Given request = Among the entries below, find the lines with "value" and copy them.

Dataset items
- - - - -

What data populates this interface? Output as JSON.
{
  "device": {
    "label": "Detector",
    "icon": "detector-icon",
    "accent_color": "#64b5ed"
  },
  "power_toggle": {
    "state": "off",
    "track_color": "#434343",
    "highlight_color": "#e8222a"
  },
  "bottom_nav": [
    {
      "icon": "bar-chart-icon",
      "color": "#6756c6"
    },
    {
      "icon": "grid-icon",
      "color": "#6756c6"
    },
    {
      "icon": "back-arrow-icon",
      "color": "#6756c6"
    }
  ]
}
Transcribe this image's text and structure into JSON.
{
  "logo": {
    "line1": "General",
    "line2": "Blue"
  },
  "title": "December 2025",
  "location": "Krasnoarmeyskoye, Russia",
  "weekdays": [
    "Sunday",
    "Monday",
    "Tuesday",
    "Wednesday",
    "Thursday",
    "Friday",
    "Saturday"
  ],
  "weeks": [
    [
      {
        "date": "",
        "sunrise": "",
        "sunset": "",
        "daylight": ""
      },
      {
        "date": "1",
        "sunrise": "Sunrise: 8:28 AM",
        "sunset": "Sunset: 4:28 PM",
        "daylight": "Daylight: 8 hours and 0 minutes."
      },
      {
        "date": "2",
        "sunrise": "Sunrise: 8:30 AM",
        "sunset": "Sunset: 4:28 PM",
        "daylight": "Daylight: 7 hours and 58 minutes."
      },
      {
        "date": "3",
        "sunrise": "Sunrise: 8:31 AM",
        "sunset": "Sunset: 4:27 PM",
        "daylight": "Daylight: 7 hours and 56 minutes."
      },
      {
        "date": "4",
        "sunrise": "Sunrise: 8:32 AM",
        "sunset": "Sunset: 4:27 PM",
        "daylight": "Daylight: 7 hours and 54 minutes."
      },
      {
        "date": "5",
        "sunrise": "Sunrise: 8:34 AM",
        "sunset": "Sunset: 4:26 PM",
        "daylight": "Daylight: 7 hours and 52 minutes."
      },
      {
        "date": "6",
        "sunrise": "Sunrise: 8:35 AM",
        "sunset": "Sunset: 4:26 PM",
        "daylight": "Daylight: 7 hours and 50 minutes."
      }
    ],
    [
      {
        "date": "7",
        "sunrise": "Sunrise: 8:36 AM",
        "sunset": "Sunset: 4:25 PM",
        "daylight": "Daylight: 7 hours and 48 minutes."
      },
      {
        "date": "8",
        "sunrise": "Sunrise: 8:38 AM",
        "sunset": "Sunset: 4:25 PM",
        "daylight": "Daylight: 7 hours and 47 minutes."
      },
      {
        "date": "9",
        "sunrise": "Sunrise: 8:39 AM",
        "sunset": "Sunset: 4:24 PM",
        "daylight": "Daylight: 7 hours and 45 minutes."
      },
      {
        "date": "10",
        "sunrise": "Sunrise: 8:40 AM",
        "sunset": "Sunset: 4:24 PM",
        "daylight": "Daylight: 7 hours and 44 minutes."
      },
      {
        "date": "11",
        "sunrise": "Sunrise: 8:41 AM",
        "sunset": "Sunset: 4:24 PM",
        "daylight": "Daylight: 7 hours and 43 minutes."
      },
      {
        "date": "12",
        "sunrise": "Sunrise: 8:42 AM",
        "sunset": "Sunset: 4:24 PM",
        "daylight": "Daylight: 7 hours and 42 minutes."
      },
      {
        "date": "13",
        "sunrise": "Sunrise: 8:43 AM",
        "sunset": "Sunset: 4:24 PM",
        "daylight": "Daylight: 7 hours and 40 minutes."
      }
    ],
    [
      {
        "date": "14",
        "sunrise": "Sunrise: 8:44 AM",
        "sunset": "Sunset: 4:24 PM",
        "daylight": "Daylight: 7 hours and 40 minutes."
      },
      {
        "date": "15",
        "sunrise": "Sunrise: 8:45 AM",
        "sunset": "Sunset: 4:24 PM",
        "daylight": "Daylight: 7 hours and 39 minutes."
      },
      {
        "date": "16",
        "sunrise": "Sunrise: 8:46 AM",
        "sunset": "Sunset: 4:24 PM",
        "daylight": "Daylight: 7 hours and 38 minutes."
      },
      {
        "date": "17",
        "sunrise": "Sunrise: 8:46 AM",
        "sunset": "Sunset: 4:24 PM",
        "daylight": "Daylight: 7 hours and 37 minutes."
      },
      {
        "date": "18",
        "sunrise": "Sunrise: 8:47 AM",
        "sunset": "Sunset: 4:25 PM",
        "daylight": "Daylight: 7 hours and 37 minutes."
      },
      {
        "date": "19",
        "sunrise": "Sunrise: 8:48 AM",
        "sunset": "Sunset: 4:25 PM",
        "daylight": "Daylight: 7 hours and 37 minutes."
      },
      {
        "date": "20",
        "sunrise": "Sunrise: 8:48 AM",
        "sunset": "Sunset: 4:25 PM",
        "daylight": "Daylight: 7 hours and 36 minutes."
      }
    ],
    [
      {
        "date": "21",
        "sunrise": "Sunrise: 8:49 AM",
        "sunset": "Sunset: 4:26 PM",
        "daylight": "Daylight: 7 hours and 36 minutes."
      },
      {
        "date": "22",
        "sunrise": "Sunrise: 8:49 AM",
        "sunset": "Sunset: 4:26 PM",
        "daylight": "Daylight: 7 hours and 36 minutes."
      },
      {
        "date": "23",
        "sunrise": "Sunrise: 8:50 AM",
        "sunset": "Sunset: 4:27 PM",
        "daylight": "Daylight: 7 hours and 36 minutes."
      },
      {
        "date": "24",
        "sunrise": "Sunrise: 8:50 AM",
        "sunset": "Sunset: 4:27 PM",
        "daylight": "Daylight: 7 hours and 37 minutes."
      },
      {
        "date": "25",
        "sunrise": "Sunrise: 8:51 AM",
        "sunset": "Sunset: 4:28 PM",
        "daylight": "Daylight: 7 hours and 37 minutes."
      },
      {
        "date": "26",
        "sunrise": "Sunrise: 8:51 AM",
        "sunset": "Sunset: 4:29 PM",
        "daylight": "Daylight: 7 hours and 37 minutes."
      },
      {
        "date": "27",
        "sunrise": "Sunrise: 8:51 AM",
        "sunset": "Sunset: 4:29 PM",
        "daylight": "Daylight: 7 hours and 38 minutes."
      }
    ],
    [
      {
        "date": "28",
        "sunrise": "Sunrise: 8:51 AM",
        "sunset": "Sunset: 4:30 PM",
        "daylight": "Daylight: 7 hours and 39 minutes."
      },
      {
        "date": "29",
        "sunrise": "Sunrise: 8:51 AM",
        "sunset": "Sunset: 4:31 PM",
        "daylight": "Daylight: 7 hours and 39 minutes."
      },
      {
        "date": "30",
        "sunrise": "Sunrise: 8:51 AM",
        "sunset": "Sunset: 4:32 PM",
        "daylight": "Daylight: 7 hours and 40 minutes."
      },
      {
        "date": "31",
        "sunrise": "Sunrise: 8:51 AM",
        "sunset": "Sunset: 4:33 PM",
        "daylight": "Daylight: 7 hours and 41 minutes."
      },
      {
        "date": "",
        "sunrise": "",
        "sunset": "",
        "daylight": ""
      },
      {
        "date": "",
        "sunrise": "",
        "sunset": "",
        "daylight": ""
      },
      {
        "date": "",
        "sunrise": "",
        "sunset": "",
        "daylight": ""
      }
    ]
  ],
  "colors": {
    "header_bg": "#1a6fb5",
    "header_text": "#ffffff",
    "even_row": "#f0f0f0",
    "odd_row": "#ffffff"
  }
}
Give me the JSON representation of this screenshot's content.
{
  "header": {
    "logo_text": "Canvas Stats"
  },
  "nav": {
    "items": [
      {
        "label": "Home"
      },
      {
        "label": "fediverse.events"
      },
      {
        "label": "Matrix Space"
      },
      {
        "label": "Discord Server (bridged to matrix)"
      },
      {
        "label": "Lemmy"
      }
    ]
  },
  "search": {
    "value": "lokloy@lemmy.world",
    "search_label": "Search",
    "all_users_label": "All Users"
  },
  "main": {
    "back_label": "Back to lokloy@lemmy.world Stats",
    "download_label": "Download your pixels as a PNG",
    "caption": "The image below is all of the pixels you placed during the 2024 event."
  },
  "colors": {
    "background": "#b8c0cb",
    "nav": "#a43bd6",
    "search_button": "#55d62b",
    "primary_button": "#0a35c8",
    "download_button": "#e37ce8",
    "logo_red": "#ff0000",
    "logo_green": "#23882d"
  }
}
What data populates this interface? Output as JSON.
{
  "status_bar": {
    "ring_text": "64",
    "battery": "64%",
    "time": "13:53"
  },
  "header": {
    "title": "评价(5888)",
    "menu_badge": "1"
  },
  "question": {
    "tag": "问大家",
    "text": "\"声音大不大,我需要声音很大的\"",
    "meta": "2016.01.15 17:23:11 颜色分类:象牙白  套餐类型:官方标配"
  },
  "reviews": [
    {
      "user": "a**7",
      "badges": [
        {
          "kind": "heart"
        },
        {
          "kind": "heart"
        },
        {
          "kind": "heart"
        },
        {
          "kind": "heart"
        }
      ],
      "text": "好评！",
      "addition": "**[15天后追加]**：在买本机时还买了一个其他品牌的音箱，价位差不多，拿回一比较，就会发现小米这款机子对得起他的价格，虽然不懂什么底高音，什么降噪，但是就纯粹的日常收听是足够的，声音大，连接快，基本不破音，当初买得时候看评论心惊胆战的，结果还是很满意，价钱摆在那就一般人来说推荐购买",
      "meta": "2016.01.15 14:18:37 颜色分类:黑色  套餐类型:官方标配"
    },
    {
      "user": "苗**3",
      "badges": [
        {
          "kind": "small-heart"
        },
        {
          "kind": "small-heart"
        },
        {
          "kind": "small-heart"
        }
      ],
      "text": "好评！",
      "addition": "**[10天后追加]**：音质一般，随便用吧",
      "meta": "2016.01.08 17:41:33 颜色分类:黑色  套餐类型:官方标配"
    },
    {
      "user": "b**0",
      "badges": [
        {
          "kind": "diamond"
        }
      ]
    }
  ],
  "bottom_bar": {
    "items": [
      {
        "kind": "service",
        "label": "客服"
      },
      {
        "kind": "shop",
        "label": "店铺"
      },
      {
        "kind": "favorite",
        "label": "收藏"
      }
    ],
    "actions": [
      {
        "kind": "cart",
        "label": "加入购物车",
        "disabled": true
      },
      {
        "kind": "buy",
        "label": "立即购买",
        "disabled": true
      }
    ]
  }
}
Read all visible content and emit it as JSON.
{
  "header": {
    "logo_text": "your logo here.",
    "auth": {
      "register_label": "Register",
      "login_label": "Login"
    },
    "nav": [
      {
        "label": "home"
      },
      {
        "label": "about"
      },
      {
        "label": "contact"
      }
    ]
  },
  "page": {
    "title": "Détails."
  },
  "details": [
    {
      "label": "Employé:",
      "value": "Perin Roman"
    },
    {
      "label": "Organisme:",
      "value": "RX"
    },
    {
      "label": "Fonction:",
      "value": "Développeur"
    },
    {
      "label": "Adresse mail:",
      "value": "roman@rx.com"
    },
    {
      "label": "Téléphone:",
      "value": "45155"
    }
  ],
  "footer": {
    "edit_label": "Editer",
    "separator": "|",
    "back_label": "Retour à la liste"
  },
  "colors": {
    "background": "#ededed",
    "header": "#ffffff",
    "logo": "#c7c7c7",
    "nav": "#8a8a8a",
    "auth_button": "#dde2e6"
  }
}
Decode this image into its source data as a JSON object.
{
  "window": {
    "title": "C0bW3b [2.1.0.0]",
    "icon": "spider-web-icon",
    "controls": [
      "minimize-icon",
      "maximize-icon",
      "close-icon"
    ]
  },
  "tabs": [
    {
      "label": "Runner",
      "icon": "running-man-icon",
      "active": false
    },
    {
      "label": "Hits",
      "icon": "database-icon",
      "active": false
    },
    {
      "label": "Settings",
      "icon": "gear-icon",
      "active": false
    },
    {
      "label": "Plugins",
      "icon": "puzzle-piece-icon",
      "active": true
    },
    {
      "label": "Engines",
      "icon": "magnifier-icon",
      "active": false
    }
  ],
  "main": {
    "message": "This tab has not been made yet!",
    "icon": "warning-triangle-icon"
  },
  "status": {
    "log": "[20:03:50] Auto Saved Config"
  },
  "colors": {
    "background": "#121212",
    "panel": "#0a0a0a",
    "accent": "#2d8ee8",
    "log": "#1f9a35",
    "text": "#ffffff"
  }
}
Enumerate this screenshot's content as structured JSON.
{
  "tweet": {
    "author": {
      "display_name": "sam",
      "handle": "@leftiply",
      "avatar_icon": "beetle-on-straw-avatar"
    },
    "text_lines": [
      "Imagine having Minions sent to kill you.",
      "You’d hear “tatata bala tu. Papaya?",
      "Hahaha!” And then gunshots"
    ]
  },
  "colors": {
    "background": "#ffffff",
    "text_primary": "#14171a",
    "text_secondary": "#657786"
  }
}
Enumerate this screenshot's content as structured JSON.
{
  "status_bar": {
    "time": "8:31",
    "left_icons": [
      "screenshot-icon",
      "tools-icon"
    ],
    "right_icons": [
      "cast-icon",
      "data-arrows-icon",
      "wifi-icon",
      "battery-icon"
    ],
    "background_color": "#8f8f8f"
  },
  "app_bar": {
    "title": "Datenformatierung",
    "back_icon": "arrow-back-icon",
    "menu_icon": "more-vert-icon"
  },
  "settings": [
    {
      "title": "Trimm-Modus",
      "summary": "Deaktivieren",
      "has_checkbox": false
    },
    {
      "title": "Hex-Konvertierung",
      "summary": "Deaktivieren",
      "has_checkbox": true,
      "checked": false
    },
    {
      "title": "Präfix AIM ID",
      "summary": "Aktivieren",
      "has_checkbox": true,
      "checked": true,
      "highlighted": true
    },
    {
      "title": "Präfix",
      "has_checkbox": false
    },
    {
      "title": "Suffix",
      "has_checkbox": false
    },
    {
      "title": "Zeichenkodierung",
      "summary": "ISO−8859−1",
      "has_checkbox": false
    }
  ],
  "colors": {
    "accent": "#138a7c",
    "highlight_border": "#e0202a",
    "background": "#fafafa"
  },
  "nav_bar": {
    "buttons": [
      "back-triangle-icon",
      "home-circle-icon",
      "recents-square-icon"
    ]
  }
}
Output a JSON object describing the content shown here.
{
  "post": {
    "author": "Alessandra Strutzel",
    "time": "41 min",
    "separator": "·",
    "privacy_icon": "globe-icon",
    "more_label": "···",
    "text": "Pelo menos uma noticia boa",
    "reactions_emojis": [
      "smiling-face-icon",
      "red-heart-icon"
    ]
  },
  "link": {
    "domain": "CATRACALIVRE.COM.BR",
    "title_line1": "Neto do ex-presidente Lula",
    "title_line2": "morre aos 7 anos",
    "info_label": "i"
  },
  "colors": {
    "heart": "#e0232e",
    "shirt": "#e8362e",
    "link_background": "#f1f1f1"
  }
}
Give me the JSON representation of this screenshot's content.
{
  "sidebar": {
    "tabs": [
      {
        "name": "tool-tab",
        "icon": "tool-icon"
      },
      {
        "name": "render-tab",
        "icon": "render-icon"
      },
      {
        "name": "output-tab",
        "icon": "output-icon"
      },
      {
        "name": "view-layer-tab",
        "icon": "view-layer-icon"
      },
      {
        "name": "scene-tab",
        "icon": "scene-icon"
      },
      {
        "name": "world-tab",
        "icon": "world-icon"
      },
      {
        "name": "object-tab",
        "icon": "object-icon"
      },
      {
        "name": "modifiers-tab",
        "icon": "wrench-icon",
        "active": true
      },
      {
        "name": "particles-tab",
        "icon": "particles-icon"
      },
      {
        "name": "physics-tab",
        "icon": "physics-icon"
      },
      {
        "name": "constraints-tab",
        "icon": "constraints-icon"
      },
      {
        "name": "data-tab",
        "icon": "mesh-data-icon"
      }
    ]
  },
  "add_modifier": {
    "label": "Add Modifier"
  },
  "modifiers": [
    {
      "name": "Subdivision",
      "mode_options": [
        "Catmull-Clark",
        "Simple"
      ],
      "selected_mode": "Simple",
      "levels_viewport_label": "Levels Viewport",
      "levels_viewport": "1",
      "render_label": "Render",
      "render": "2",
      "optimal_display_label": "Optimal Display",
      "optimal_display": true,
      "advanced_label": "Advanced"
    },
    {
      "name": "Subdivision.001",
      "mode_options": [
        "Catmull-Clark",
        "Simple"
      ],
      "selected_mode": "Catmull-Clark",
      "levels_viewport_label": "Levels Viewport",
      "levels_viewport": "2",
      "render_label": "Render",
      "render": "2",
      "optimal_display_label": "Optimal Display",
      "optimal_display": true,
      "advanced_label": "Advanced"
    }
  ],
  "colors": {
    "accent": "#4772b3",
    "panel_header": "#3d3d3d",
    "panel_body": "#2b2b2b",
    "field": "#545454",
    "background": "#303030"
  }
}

- - - - -

Expected answer =
    "value": "lokloy@lemmy.world",
      "value": "Perin Roman"
      "value": "RX"
      "value": "Développeur"
      "value": "roman@rx.com"
      "value": "45155"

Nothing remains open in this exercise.